__Provided information__:
○ ○ ○ ○

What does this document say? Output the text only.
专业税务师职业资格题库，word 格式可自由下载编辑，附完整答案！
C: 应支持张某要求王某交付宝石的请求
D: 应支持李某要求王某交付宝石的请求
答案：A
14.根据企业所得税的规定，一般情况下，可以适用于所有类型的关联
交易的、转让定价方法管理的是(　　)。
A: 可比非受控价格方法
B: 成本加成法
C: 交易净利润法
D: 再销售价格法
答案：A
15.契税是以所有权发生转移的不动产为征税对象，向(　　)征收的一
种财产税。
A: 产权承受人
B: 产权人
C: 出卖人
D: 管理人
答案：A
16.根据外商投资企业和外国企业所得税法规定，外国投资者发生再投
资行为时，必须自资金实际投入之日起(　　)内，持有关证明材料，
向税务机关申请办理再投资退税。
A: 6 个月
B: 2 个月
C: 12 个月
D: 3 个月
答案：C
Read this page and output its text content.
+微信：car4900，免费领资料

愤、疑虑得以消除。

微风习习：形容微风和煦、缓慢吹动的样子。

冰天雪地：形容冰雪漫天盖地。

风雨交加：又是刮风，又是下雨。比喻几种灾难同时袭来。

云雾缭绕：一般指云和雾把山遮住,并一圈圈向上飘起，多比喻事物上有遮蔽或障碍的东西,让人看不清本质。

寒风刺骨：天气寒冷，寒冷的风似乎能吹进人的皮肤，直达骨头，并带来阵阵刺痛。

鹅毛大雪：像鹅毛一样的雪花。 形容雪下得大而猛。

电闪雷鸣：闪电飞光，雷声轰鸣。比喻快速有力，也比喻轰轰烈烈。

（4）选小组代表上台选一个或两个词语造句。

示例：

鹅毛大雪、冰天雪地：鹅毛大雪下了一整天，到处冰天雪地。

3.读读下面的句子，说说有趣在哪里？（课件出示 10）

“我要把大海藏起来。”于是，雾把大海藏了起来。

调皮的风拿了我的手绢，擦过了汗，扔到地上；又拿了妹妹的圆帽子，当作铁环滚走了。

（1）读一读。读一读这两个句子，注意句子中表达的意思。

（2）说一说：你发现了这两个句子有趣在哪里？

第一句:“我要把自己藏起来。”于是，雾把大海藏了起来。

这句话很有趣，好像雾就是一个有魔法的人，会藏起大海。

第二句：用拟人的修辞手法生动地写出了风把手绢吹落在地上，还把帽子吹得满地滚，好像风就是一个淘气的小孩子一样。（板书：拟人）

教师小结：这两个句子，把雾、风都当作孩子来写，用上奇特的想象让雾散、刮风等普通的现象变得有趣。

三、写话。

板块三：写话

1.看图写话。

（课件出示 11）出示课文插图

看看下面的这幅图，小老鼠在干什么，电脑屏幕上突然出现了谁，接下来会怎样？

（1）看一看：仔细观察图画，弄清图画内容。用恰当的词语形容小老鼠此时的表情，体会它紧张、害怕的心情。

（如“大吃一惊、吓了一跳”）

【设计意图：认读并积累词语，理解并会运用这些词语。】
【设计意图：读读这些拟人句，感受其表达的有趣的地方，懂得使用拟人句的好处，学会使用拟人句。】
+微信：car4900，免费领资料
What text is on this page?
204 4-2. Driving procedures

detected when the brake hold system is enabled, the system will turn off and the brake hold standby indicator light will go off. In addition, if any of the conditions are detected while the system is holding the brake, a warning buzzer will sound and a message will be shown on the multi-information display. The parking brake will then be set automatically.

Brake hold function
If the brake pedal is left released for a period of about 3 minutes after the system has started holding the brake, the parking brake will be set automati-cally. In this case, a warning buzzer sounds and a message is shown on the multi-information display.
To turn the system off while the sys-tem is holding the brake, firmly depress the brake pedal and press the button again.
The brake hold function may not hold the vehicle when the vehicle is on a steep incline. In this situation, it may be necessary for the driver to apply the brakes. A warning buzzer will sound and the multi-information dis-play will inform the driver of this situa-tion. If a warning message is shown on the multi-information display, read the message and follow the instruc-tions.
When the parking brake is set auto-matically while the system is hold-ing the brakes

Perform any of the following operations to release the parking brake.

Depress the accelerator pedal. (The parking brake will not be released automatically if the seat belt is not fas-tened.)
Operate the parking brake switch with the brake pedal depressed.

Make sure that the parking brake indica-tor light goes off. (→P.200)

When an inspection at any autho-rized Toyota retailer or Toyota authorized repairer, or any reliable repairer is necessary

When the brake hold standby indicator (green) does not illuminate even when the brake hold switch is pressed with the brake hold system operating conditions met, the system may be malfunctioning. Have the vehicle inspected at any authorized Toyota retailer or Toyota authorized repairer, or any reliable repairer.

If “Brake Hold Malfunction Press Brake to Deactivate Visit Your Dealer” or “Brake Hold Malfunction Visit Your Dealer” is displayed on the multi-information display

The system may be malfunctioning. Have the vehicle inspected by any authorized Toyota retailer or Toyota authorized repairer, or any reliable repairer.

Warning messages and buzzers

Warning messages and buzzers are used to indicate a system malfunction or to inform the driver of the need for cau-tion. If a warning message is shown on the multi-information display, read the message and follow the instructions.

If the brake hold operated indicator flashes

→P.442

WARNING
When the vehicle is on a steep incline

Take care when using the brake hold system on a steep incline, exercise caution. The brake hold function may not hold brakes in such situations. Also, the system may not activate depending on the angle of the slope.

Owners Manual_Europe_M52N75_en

○ ○ ○ ○

__Task directions__:
Give back each line above precisely as it stands.

__Result__:
What does this document say? Output the text only.
专业税务师职业资格题库，word 格式可自由下载编辑，附完整答案！
C: 应支持张某要求王某交付宝石的请求
D: 应支持李某要求王某交付宝石的请求
答案：A
14.根据企业所得税的规定，一般情况下，可以适用于所有类型的关联
交易的、转让定价方法管理的是(　　)。
A: 可比非受控价格方法
B: 成本加成法
C: 交易净利润法
D: 再销售价格法
答案：A
15.契税是以所有权发生转移的不动产为征税对象，向(　　)征收的一
种财产税。
A: 产权承受人
B: 产权人
C: 出卖人
D: 管理人
答案：A
16.根据外商投资企业和外国企业所得税法规定，外国投资者发生再投
资行为时，必须自资金实际投入之日起(　　)内，持有关证明材料，
向税务机关申请办理再投资退税。
A: 6 个月
B: 2 个月
C: 12 个月
D: 3 个月
答案：C
Read this page and output its text content.
+微信：car4900，免费领资料

愤、疑虑得以消除。

微风习习：形容微风和煦、缓慢吹动的样子。

冰天雪地：形容冰雪漫天盖地。

风雨交加：又是刮风，又是下雨。比喻几种灾难同时袭来。

云雾缭绕：一般指云和雾把山遮住,并一圈圈向上飘起，多比喻事物上有遮蔽或障碍的东西,让人看不清本质。

寒风刺骨：天气寒冷，寒冷的风似乎能吹进人的皮肤，直达骨头，并带来阵阵刺痛。

鹅毛大雪：像鹅毛一样的雪花。 形容雪下得大而猛。

电闪雷鸣：闪电飞光，雷声轰鸣。比喻快速有力，也比喻轰轰烈烈。

（4）选小组代表上台选一个或两个词语造句。

示例：

鹅毛大雪、冰天雪地：鹅毛大雪下了一整天，到处冰天雪地。

3.读读下面的句子，说说有趣在哪里？（课件出示 10）

“我要把大海藏起来。”于是，雾把大海藏了起来。

调皮的风拿了我的手绢，擦过了汗，扔到地上；又拿了妹妹的圆帽子，当作铁环滚走了。

（1）读一读。读一读这两个句子，注意句子中表达的意思。

（2）说一说：你发现了这两个句子有趣在哪里？

第一句:“我要把自己藏起来。”于是，雾把大海藏了起来。

这句话很有趣，好像雾就是一个有魔法的人，会藏起大海。

第二句：用拟人的修辞手法生动地写出了风把手绢吹落在地上，还把帽子吹得满地滚，好像风就是一个淘气的小孩子一样。（板书：拟人）

教师小结：这两个句子，把雾、风都当作孩子来写，用上奇特的想象让雾散、刮风等普通的现象变得有趣。

三、写话。

板块三：写话

1.看图写话。

（课件出示 11）出示课文插图

看看下面的这幅图，小老鼠在干什么，电脑屏幕上突然出现了谁，接下来会怎样？

（1）看一看：仔细观察图画，弄清图画内容。用恰当的词语形容小老鼠此时的表情，体会它紧张、害怕的心情。

（如“大吃一惊、吓了一跳”）

【设计意图：认读并积累词语，理解并会运用这些词语。】
【设计意图：读读这些拟人句，感受其表达的有趣的地方，懂得使用拟人句的好处，学会使用拟人句。】
+微信：car4900，免费领资料
What text is on this page?
204 4-2. Driving procedures

detected when the brake hold system is enabled, the system will turn off and the brake hold standby indicator light will go off. In addition, if any of the conditions are detected while the system is holding the brake, a warning buzzer will sound and a message will be shown on the multi-information display. The parking brake will then be set automatically.

Brake hold function
If the brake pedal is left released for a period of about 3 minutes after the system has started holding the brake, the parking brake will be set automati-cally. In this case, a warning buzzer sounds and a message is shown on the multi-information display.
To turn the system off while the sys-tem is holding the brake, firmly depress the brake pedal and press the button again.
The brake hold function may not hold the vehicle when the vehicle is on a steep incline. In this situation, it may be necessary for the driver to apply the brakes. A warning buzzer will sound and the multi-information dis-play will inform the driver of this situa-tion. If a warning message is shown on the multi-information display, read the message and follow the instruc-tions.
When the parking brake is set auto-matically while the system is hold-ing the brakes

Perform any of the following operations to release the parking brake.

Depress the accelerator pedal. (The parking brake will not be released automatically if the seat belt is not fas-tened.)
Operate the parking brake switch with the brake pedal depressed.

Make sure that the parking brake indica-tor light goes off. (→P.200)

When an inspection at any autho-rized Toyota retailer or Toyota authorized repairer, or any reliable repairer is necessary

When the brake hold standby indicator (green) does not illuminate even when the brake hold switch is pressed with the brake hold system operating conditions met, the system may be malfunctioning. Have the vehicle inspected at any authorized Toyota retailer or Toyota authorized repairer, or any reliable repairer.

If “Brake Hold Malfunction Press Brake to Deactivate Visit Your Dealer” or “Brake Hold Malfunction Visit Your Dealer” is displayed on the multi-information display

The system may be malfunctioning. Have the vehicle inspected by any authorized Toyota retailer or Toyota authorized repairer, or any reliable repairer.

Warning messages and buzzers

Warning messages and buzzers are used to indicate a system malfunction or to inform the driver of the need for cau-tion. If a warning message is shown on the multi-information display, read the message and follow the instructions.

If the brake hold operated indicator flashes

→P.442

WARNING
When the vehicle is on a steep incline

Take care when using the brake hold system on a steep incline, exercise caution. The brake hold function may not hold brakes in such situations. Also, the system may not activate depending on the angle of the slope.

Owners Manual_Europe_M52N75_en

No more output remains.